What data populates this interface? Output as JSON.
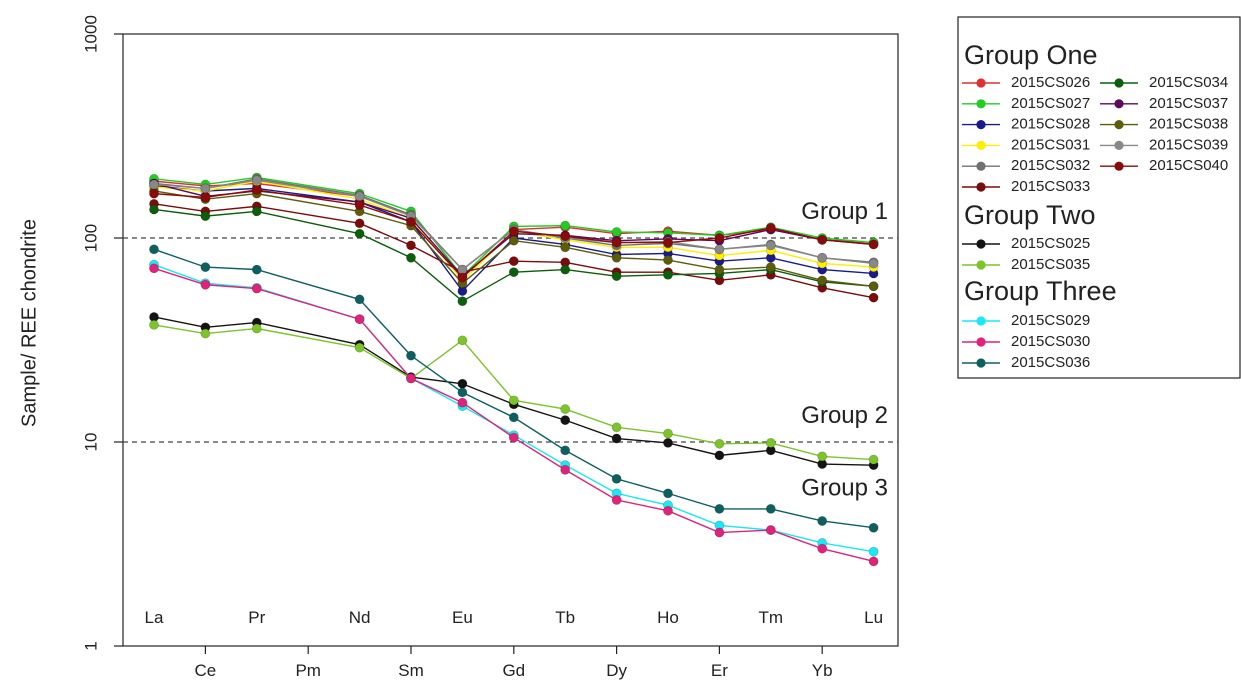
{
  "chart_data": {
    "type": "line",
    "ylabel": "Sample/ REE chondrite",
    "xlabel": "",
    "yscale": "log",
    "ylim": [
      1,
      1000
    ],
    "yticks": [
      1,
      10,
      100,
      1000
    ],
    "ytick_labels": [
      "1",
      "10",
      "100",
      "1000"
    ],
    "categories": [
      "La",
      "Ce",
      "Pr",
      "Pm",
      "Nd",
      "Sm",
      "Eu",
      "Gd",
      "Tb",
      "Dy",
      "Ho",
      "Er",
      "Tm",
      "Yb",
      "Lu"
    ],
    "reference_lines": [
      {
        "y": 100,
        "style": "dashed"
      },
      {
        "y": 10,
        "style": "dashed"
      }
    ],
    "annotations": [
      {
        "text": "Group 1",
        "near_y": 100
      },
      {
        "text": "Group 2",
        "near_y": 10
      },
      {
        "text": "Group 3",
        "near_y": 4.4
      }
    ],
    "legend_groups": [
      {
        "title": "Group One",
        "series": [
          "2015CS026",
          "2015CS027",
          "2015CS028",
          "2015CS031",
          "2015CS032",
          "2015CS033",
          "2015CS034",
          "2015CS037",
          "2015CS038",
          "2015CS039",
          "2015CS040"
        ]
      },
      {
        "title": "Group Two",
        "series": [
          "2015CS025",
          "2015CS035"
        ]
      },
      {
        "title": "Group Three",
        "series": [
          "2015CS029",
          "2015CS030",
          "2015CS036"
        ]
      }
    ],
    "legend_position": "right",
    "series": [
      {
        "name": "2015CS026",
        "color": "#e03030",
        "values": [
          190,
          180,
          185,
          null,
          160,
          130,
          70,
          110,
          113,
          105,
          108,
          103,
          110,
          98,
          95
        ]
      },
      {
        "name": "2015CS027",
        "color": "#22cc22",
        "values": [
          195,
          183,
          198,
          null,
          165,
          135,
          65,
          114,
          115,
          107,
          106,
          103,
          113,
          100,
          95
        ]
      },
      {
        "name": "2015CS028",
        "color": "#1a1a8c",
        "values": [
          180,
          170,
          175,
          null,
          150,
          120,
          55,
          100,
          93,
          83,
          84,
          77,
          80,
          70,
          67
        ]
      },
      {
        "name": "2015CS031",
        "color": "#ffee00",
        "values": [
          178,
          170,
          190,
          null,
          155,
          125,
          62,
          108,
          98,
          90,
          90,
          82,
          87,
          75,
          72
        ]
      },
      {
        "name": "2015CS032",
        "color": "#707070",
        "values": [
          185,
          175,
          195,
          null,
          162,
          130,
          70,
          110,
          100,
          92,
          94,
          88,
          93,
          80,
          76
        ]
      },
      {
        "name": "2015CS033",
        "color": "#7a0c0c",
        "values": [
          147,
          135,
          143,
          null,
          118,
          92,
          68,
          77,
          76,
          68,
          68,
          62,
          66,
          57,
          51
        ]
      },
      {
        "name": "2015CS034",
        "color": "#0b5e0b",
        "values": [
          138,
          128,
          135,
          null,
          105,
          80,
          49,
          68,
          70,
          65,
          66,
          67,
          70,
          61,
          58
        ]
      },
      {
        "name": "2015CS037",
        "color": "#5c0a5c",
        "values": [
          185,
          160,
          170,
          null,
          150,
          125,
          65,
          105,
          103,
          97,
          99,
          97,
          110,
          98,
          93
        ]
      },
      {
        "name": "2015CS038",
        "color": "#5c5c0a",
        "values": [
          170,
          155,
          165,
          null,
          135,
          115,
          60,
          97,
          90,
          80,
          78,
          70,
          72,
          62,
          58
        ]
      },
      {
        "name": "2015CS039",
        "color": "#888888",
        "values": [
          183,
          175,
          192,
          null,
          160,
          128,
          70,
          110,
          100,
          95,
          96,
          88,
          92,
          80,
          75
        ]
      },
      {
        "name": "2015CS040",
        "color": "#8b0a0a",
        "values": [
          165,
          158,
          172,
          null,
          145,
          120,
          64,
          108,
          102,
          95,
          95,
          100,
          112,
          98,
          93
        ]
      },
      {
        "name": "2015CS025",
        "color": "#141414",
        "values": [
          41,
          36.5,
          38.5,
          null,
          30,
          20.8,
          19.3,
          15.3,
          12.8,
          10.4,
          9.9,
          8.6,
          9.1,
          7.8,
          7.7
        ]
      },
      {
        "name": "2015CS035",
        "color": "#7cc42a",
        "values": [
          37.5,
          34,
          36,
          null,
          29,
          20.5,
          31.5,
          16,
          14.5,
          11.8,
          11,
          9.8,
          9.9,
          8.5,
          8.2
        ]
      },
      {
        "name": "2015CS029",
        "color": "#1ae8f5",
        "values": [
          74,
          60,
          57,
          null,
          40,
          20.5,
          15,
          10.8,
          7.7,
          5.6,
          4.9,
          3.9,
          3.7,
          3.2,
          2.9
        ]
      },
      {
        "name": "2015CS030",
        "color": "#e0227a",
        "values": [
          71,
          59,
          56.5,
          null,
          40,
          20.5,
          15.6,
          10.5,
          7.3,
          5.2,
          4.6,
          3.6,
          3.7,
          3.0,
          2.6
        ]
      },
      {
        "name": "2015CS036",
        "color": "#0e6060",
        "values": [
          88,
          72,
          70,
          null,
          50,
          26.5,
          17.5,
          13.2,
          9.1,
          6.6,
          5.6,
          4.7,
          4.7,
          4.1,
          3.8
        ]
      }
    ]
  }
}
--
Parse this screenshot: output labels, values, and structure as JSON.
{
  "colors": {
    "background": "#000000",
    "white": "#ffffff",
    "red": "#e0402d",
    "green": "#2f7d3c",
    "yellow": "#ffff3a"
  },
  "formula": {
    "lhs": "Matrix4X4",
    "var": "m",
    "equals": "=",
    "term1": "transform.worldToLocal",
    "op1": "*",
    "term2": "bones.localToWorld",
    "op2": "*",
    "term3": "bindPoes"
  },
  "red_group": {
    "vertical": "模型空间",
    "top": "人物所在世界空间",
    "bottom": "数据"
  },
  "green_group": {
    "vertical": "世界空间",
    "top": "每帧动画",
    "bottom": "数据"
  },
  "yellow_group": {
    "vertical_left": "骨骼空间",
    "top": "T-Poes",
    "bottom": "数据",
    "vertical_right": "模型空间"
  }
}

Work to be completed |
Among the entries, how many lines contain the string "text"? Give the number without anything else.

Exercise solution |
3